# Start of INPUT RECORDS
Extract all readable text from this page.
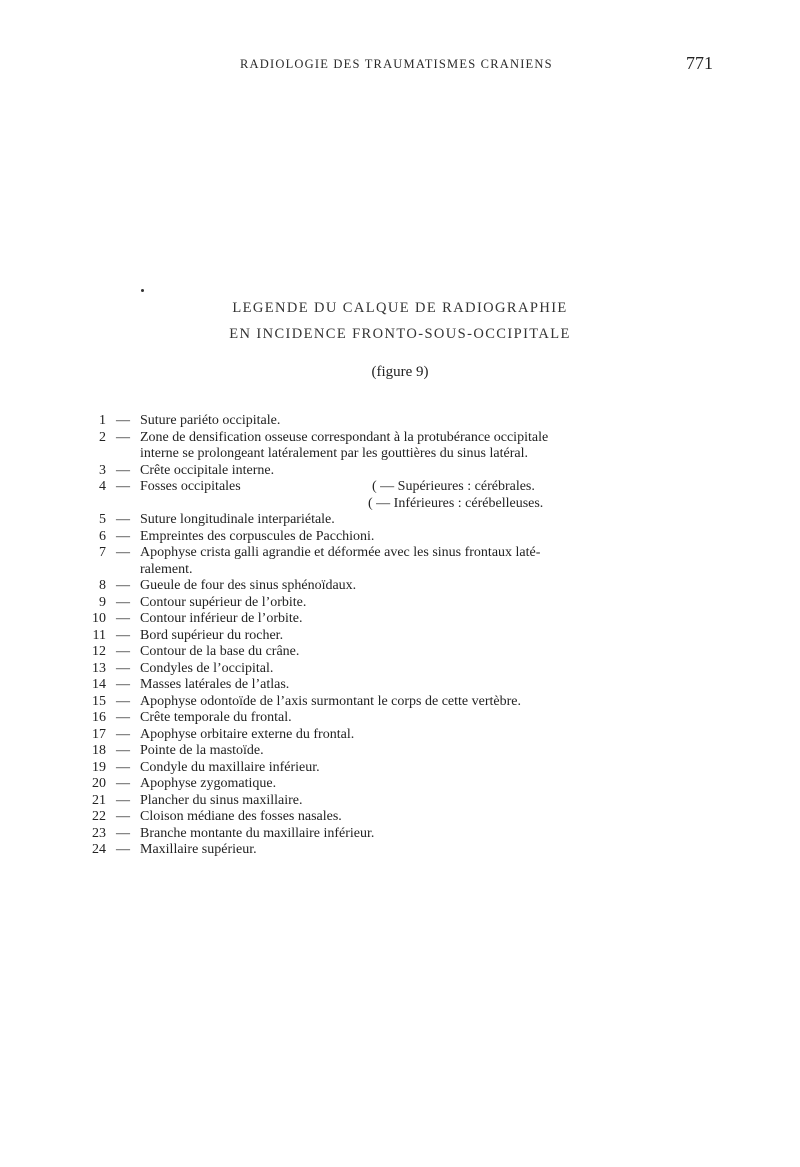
RADIOLOGIE DES TRAUMATISMES CRANIENS	771
LEGENDE DU CALQUE DE RADIOGRAPHIE
EN INCIDENCE FRONTO-SOUS-OCCIPITALE
(figure 9)
1 — Suture pariéto occipitale.
2 — Zone de densification osseuse correspondant à la protubérance occipitale
interne se prolongeant latéralement par les gouttières du sinus latéral.
3 — Crête occipitale interne.
4 — Fosses occipitales	( — Supérieures : cérébrales.
( — Inférieures : cérébelleuses.
5 — Suture longitudinale interpariétale.
6 — Empreintes des corpuscules de Pacchioni.
7 — Apophyse crista galli agrandie et déformée avec les sinus frontaux laté-
ralement.
8 — Gueule de four des sinus sphénoïdaux.
9 — Contour supérieur de l’orbite.
10 — Contour inférieur de l’orbite.
11 — Bord supérieur du rocher.
12 — Contour de la base du crâne.
13 — Condyles de l’occipital.
14 — Masses latérales de l’atlas.
15 — Apophyse odontoïde de l’axis surmontant le corps de cette vertèbre.
16 — Crête temporale du frontal.
17 — Apophyse orbitaire externe du frontal.
18 — Pointe de la mastoïde.
19 — Condyle du maxillaire inférieur.
20 — Apophyse zygomatique.
21 — Plancher du sinus maxillaire.
22 — Cloison médiane des fosses nasales.
23 — Branche montante du maxillaire inférieur.
24 — Maxillaire supérieur.
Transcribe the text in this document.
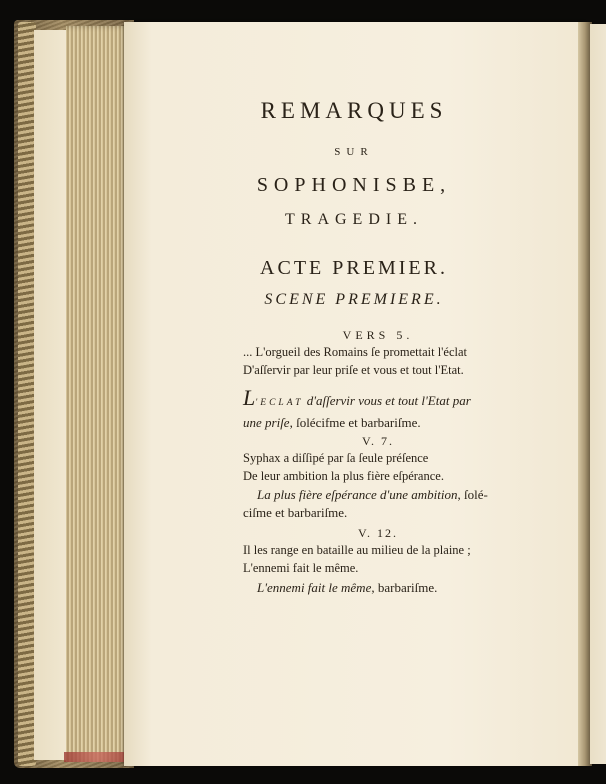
REMARQUES
SUR
SOPHONISBE,
TRAGEDIE.
ACTE PREMIER.
SCENE PREMIERE.
VERS 5.
... L'orgueil des Romains ſe promettait l'éclat
D'aſſervir par leur priſe et vous et tout l'Etat.
L'ECLAT d'aſſervir vous et tout l'Etat par
une priſe, ſolécifme et barbariſme.
V. 7.
Syphax a diſſipé par ſa ſeule préſence
De leur ambition la plus fière eſpérance.
La plus fière eſpérance d'une ambition, ſolé-
ciſme et barbariſme.
V. 12.
Il les range en bataille au milieu de la plaine ;
L'ennemi fait le même.
L'ennemi fait le même, barbariſme.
# End of INPUT RECORDS
• DIRECTIONS: Begin at the line containing "Transcribe the text in this document." and extract every line through the end of the records, inclusive, exactly and only; omit pictures.

• CORRECT RESULT:
Transcribe the text in this document.
REMARQUES
SUR
SOPHONISBE,
TRAGEDIE.
ACTE PREMIER.
SCENE PREMIERE.
VERS 5.
... L'orgueil des Romains ſe promettait l'éclat
D'aſſervir par leur priſe et vous et tout l'Etat.
L'ECLAT d'aſſervir vous et tout l'Etat par
une priſe, ſolécifme et barbariſme.
V. 7.
Syphax a diſſipé par ſa ſeule préſence
De leur ambition la plus fière eſpérance.
La plus fière eſpérance d'une ambition, ſolé-
ciſme et barbariſme.
V. 12.
Il les range en bataille au milieu de la plaine ;
L'ennemi fait le même.
L'ennemi fait le même, barbariſme.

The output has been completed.